**WHAT YOU WILL DO:** Find every line containing the word "July" in the records below; report only how many there are.

Extracted records
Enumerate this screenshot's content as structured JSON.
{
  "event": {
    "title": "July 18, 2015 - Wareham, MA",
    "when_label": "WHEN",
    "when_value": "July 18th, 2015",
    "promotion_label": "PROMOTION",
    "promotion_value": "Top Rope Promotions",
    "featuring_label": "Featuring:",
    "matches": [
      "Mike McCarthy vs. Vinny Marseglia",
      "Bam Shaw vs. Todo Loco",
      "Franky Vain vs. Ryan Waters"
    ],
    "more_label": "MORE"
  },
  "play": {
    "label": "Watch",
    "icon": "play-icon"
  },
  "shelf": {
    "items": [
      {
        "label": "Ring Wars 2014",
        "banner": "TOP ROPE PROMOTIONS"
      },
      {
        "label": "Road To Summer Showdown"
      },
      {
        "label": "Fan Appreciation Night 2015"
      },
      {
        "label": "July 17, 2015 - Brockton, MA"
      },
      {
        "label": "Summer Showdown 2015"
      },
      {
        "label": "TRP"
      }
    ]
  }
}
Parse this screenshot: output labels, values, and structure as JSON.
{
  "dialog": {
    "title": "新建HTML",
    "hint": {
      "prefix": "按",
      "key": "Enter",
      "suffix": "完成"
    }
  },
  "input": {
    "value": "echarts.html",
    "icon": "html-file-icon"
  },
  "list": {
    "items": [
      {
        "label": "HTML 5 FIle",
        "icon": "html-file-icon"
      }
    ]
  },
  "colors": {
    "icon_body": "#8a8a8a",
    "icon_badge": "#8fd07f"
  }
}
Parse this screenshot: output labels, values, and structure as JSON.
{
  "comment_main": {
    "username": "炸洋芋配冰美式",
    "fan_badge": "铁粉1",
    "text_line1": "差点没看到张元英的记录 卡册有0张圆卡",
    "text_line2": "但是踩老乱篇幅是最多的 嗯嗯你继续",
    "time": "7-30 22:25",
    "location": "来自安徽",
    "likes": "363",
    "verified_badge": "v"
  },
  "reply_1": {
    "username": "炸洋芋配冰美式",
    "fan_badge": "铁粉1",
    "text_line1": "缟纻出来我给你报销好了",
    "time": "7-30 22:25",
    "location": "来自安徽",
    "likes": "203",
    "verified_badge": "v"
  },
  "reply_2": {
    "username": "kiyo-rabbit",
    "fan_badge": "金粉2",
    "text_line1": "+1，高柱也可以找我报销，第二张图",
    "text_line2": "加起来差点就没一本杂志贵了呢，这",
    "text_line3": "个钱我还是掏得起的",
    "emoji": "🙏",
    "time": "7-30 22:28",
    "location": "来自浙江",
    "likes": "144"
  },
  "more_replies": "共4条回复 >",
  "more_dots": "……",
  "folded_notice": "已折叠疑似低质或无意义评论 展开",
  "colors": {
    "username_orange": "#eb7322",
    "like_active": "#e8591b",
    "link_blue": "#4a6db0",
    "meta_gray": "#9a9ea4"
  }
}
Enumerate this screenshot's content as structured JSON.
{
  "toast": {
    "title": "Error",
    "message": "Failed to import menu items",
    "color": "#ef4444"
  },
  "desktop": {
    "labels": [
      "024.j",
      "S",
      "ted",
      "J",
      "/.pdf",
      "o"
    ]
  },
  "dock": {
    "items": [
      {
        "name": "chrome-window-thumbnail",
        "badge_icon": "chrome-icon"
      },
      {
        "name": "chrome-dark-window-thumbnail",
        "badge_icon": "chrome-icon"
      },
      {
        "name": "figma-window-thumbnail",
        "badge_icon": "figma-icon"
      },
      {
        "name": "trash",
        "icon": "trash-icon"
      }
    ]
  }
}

**EXERCISE SOLUTION:** 3